Instruction: Provide only the number of lines in the listing that contain the string "examiner".

Exercise materials:

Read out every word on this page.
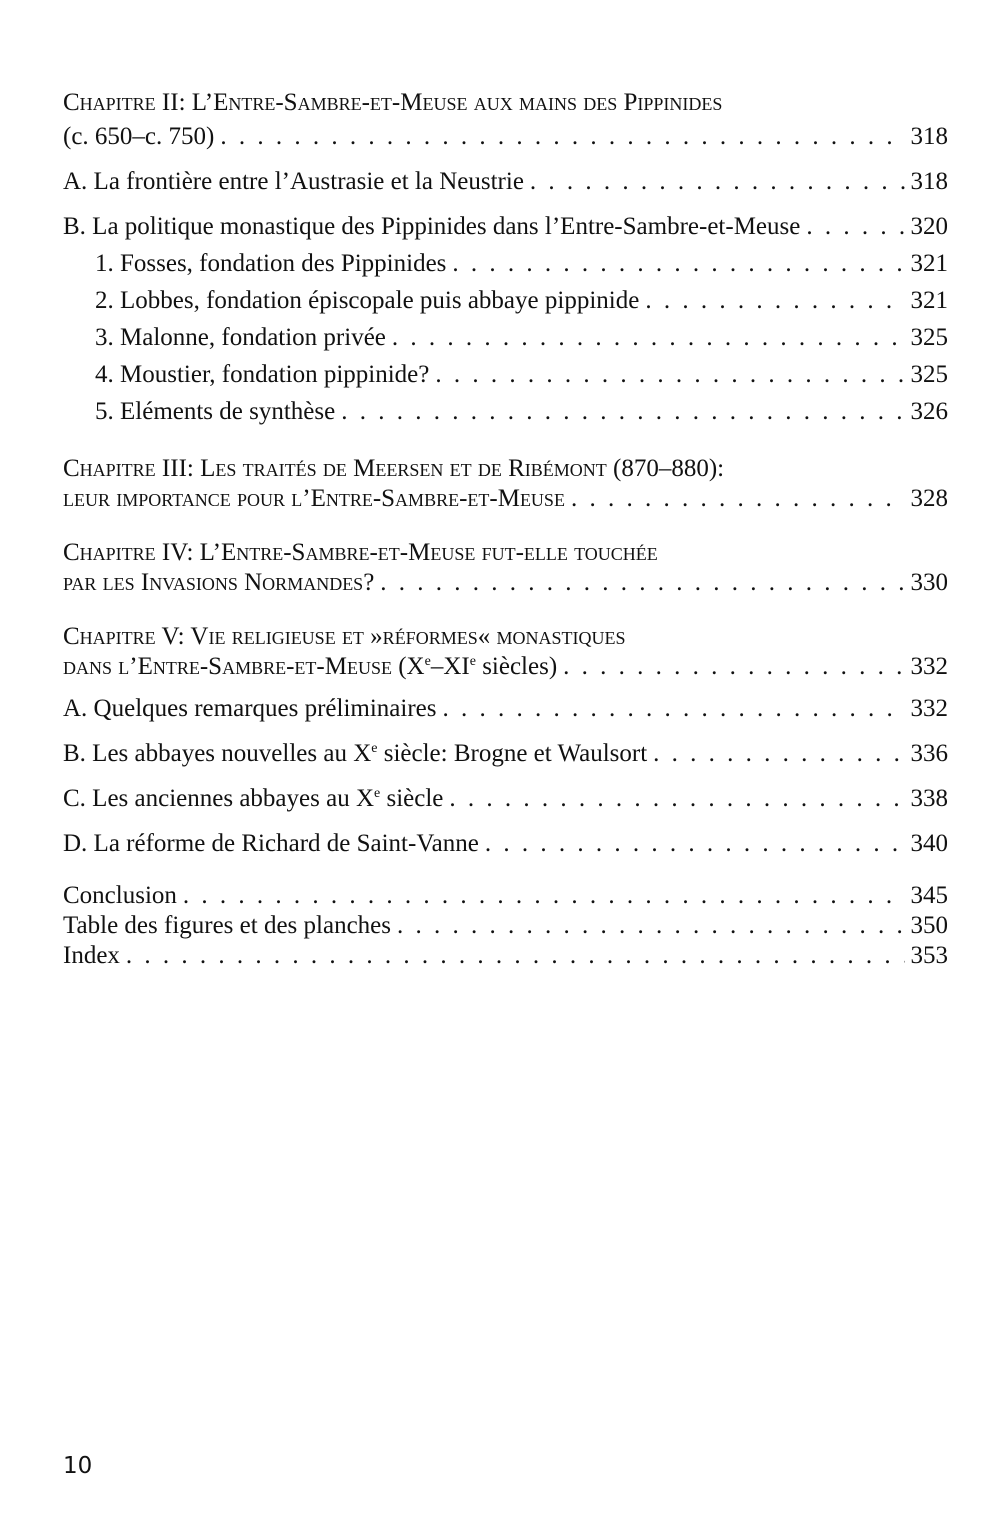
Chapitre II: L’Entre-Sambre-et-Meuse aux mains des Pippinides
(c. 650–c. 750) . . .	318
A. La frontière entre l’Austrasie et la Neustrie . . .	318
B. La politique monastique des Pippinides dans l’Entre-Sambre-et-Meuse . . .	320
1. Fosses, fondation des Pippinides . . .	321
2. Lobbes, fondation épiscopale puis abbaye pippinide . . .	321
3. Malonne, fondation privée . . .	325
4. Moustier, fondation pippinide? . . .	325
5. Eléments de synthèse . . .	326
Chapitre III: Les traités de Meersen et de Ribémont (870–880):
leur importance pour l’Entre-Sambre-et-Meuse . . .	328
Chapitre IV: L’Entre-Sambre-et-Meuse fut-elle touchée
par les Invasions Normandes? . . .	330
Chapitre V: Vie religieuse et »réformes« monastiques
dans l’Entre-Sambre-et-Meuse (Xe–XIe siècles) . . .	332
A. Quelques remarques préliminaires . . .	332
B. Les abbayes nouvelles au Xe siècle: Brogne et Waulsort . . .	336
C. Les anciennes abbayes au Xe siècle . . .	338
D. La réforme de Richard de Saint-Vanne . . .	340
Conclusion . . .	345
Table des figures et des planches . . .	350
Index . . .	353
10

--

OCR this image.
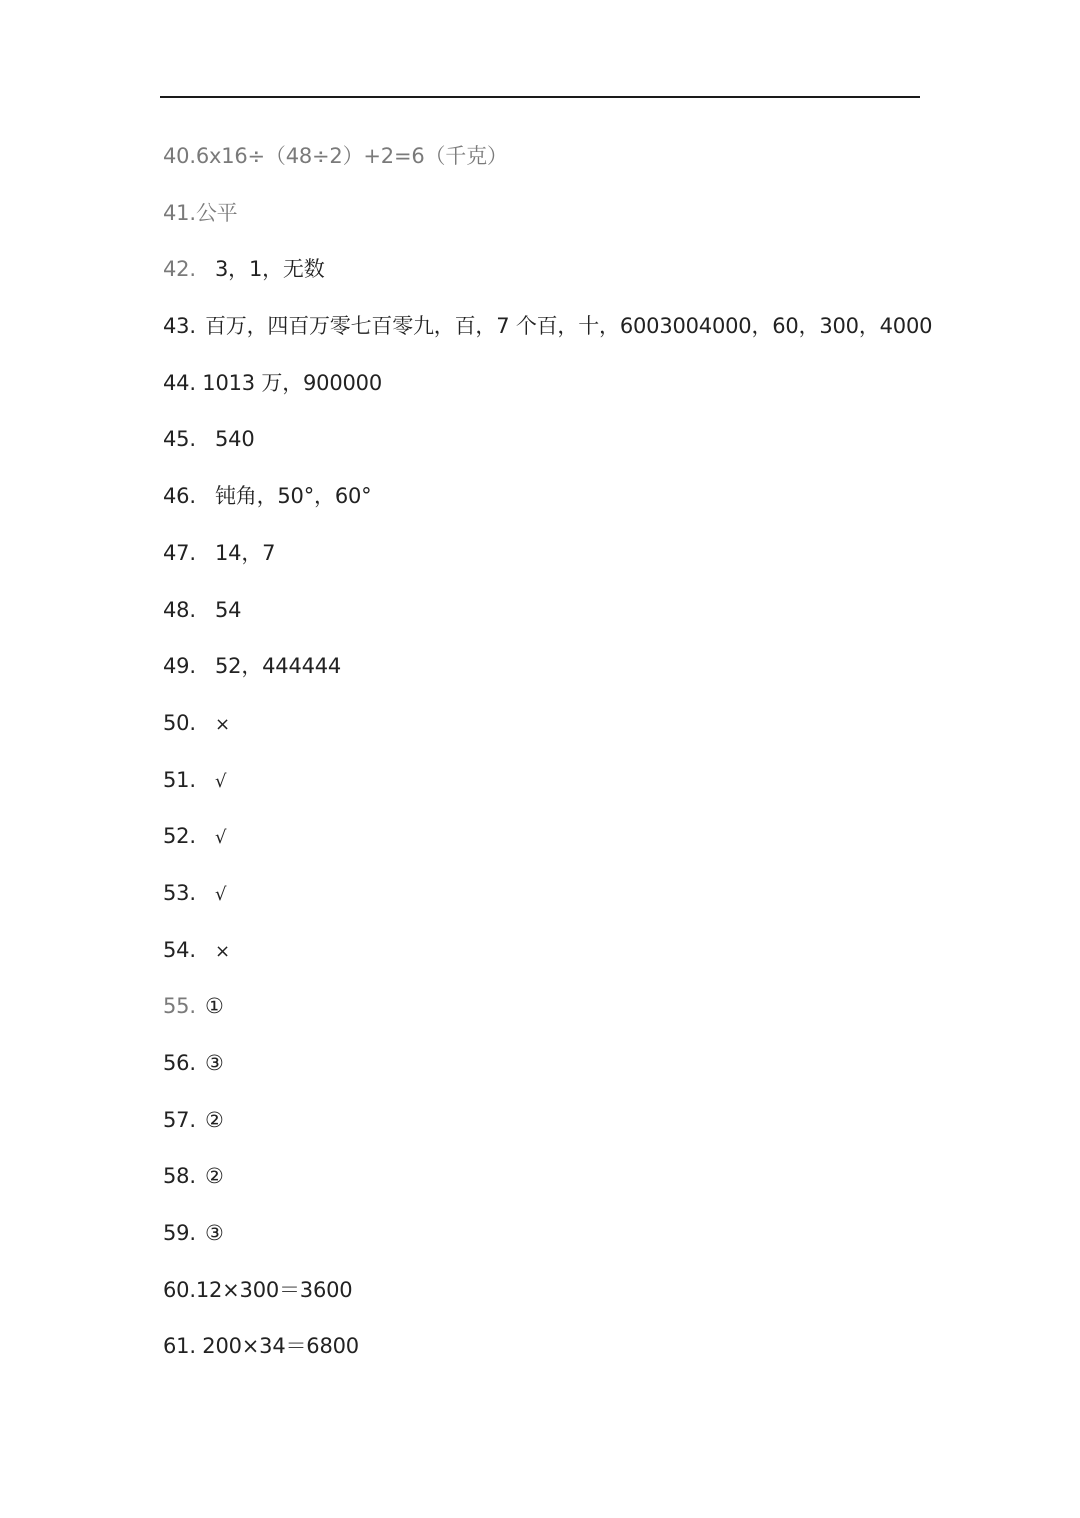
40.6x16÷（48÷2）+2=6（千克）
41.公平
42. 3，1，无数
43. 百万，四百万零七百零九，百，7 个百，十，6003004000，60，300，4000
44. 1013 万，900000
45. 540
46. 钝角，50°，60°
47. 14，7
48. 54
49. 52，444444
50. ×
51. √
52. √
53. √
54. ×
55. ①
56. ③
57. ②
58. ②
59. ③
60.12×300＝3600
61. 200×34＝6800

---

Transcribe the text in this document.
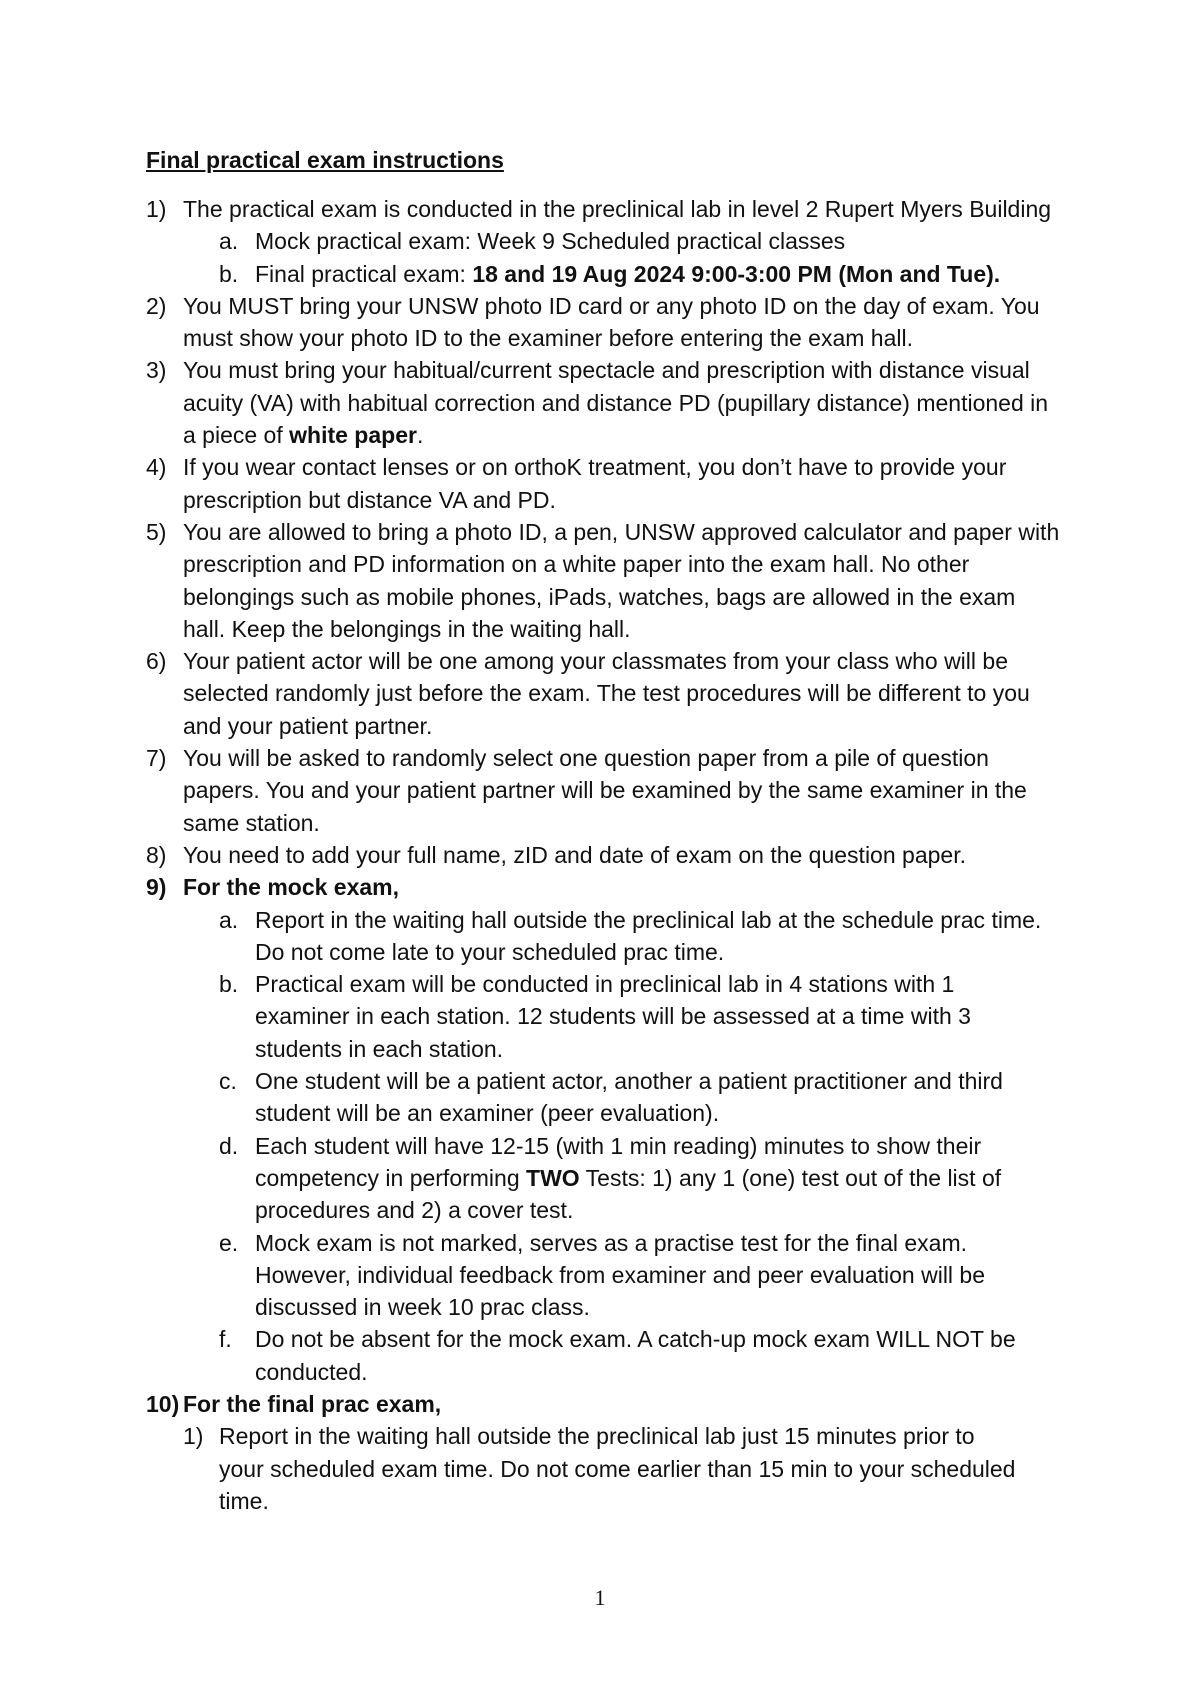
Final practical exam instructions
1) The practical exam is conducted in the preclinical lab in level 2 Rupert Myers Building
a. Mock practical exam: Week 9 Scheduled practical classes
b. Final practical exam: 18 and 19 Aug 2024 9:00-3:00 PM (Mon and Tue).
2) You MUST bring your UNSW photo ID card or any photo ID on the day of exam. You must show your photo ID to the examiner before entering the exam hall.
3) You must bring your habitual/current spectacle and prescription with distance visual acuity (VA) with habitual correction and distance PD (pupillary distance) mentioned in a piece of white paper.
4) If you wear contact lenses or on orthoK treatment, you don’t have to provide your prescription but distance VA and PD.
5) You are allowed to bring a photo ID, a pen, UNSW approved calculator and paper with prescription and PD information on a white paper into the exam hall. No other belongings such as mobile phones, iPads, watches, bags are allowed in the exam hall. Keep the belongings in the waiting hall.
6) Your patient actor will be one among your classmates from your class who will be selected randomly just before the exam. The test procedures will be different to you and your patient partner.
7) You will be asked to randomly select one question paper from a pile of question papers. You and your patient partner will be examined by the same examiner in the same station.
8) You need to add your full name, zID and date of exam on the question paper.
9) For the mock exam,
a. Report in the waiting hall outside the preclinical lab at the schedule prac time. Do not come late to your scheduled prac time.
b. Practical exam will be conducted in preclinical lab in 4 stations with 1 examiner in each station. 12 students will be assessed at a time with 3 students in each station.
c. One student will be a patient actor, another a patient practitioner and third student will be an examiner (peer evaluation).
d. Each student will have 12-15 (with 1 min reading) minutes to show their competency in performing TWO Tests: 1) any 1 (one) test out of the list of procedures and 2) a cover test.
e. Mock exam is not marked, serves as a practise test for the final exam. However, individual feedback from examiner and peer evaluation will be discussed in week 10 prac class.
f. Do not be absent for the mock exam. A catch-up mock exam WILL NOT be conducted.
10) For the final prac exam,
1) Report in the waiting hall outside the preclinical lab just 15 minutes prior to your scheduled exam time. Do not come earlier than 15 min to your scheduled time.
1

The reply: 5